### Task objective
Faithfully return all lines, omitting every embedded picture.

### Records for the task
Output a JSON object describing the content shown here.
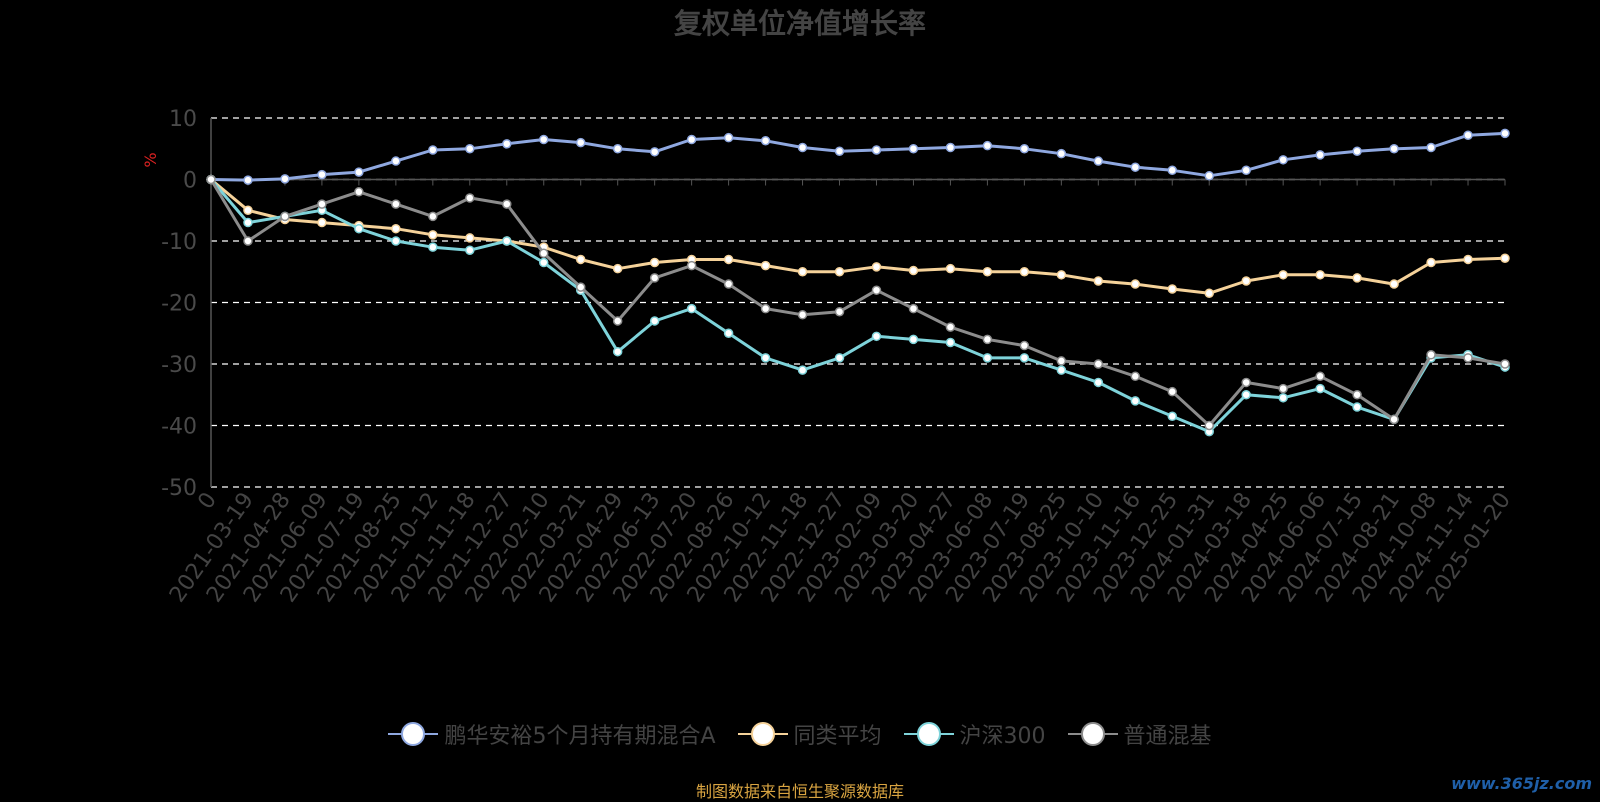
{
  "title": "复权单位净值增长率",
  "source_note": "制图数据来自恒生聚源数据库",
  "watermark": "www.365jz.com",
  "chart_data": {
    "type": "line",
    "title": "复权单位净值增长率",
    "ylabel": "%",
    "xlabel": "",
    "ylim": [
      -50,
      10
    ],
    "yticks": [
      10,
      0,
      -10,
      -20,
      -30,
      -40,
      -50
    ],
    "grid": true,
    "legend_position": "bottom",
    "x_tick_labels": [
      "0",
      "2021-03-19",
      "2021-04-28",
      "2021-06-09",
      "2021-07-19",
      "2021-08-25",
      "2021-10-12",
      "2021-11-18",
      "2021-12-27",
      "2022-02-10",
      "2022-03-21",
      "2022-04-29",
      "2022-06-13",
      "2022-07-20",
      "2022-08-26",
      "2022-10-12",
      "2022-11-18",
      "2022-12-27",
      "2023-02-09",
      "2023-03-20",
      "2023-04-27",
      "2023-06-08",
      "2023-07-19",
      "2023-08-25",
      "2023-10-10",
      "2023-11-16",
      "2023-12-25",
      "2024-01-31",
      "2024-03-18",
      "2024-04-25",
      "2024-06-06",
      "2024-07-15",
      "2024-08-21",
      "2024-10-08",
      "2024-11-14",
      "2025-01-20"
    ],
    "series": [
      {
        "name": "鹏华安裕5个月持有期混合A",
        "color": "#8fa8e0",
        "values": [
          0,
          -0.1,
          0.1,
          0.8,
          1.2,
          3.0,
          4.8,
          5.0,
          5.8,
          6.5,
          6.0,
          5.0,
          4.5,
          6.5,
          6.8,
          6.3,
          5.2,
          4.6,
          4.8,
          5.0,
          5.2,
          5.5,
          5.0,
          4.2,
          3.0,
          2.0,
          1.5,
          0.6,
          1.5,
          3.2,
          4.0,
          4.6,
          5.0,
          5.2,
          7.2,
          7.5
        ]
      },
      {
        "name": "同类平均",
        "color": "#f5d29a",
        "values": [
          0,
          -5.0,
          -6.5,
          -7.0,
          -7.5,
          -8.0,
          -9.0,
          -9.5,
          -10.0,
          -11.0,
          -13.0,
          -14.5,
          -13.5,
          -13.0,
          -13.0,
          -14.0,
          -15.0,
          -15.0,
          -14.2,
          -14.8,
          -14.5,
          -15.0,
          -15.0,
          -15.5,
          -16.5,
          -17.0,
          -17.8,
          -18.5,
          -16.5,
          -15.5,
          -15.5,
          -16.0,
          -17.0,
          -13.5,
          -13.0,
          -12.8
        ]
      },
      {
        "name": "沪深300",
        "color": "#7ed3da",
        "values": [
          0,
          -7.0,
          -6.0,
          -5.0,
          -8.0,
          -10.0,
          -11.0,
          -11.5,
          -10.0,
          -13.5,
          -18.0,
          -28.0,
          -23.0,
          -21.0,
          -25.0,
          -29.0,
          -31.0,
          -29.0,
          -25.5,
          -26.0,
          -26.5,
          -29.0,
          -29.0,
          -31.0,
          -33.0,
          -36.0,
          -38.5,
          -41.0,
          -35.0,
          -35.5,
          -34.0,
          -37.0,
          -39.0,
          -29.0,
          -28.5,
          -30.5
        ]
      },
      {
        "name": "普通混基",
        "color": "#8c8c8c",
        "values": [
          0,
          -10.0,
          -6.0,
          -4.0,
          -2.0,
          -4.0,
          -6.0,
          -3.0,
          -4.0,
          -12.0,
          -17.5,
          -23.0,
          -16.0,
          -14.0,
          -17.0,
          -21.0,
          -22.0,
          -21.5,
          -18.0,
          -21.0,
          -24.0,
          -26.0,
          -27.0,
          -29.5,
          -30.0,
          -32.0,
          -34.5,
          -40.0,
          -33.0,
          -34.0,
          -32.0,
          -35.0,
          -39.0,
          -28.5,
          -29.0,
          -30.0
        ]
      }
    ]
  }
}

### Written reply
Output a JSON object describing the content shown here.
{
  "title": "复权单位净值增长率",
  "source_note": "制图数据来自恒生聚源数据库",
  "watermark": "www.365jz.com",
  "chart_data": {
    "type": "line",
    "title": "复权单位净值增长率",
    "ylabel": "%",
    "xlabel": "",
    "ylim": [
      -50,
      10
    ],
    "yticks": [
      10,
      0,
      -10,
      -20,
      -30,
      -40,
      -50
    ],
    "grid": true,
    "legend_position": "bottom",
    "x_tick_labels": [
      "0",
      "2021-03-19",
      "2021-04-28",
      "2021-06-09",
      "2021-07-19",
      "2021-08-25",
      "2021-10-12",
      "2021-11-18",
      "2021-12-27",
      "2022-02-10",
      "2022-03-21",
      "2022-04-29",
      "2022-06-13",
      "2022-07-20",
      "2022-08-26",
      "2022-10-12",
      "2022-11-18",
      "2022-12-27",
      "2023-02-09",
      "2023-03-20",
      "2023-04-27",
      "2023-06-08",
      "2023-07-19",
      "2023-08-25",
      "2023-10-10",
      "2023-11-16",
      "2023-12-25",
      "2024-01-31",
      "2024-03-18",
      "2024-04-25",
      "2024-06-06",
      "2024-07-15",
      "2024-08-21",
      "2024-10-08",
      "2024-11-14",
      "2025-01-20"
    ],
    "series": [
      {
        "name": "鹏华安裕5个月持有期混合A",
        "color": "#8fa8e0",
        "values": [
          0,
          -0.1,
          0.1,
          0.8,
          1.2,
          3.0,
          4.8,
          5.0,
          5.8,
          6.5,
          6.0,
          5.0,
          4.5,
          6.5,
          6.8,
          6.3,
          5.2,
          4.6,
          4.8,
          5.0,
          5.2,
          5.5,
          5.0,
          4.2,
          3.0,
          2.0,
          1.5,
          0.6,
          1.5,
          3.2,
          4.0,
          4.6,
          5.0,
          5.2,
          7.2,
          7.5
        ]
      },
      {
        "name": "同类平均",
        "color": "#f5d29a",
        "values": [
          0,
          -5.0,
          -6.5,
          -7.0,
          -7.5,
          -8.0,
          -9.0,
          -9.5,
          -10.0,
          -11.0,
          -13.0,
          -14.5,
          -13.5,
          -13.0,
          -13.0,
          -14.0,
          -15.0,
          -15.0,
          -14.2,
          -14.8,
          -14.5,
          -15.0,
          -15.0,
          -15.5,
          -16.5,
          -17.0,
          -17.8,
          -18.5,
          -16.5,
          -15.5,
          -15.5,
          -16.0,
          -17.0,
          -13.5,
          -13.0,
          -12.8
        ]
      },
      {
        "name": "沪深300",
        "color": "#7ed3da",
        "values": [
          0,
          -7.0,
          -6.0,
          -5.0,
          -8.0,
          -10.0,
          -11.0,
          -11.5,
          -10.0,
          -13.5,
          -18.0,
          -28.0,
          -23.0,
          -21.0,
          -25.0,
          -29.0,
          -31.0,
          -29.0,
          -25.5,
          -26.0,
          -26.5,
          -29.0,
          -29.0,
          -31.0,
          -33.0,
          -36.0,
          -38.5,
          -41.0,
          -35.0,
          -35.5,
          -34.0,
          -37.0,
          -39.0,
          -29.0,
          -28.5,
          -30.5
        ]
      },
      {
        "name": "普通混基",
        "color": "#8c8c8c",
        "values": [
          0,
          -10.0,
          -6.0,
          -4.0,
          -2.0,
          -4.0,
          -6.0,
          -3.0,
          -4.0,
          -12.0,
          -17.5,
          -23.0,
          -16.0,
          -14.0,
          -17.0,
          -21.0,
          -22.0,
          -21.5,
          -18.0,
          -21.0,
          -24.0,
          -26.0,
          -27.0,
          -29.5,
          -30.0,
          -32.0,
          -34.5,
          -40.0,
          -33.0,
          -34.0,
          -32.0,
          -35.0,
          -39.0,
          -28.5,
          -29.0,
          -30.0
        ]
      }
    ]
  }
}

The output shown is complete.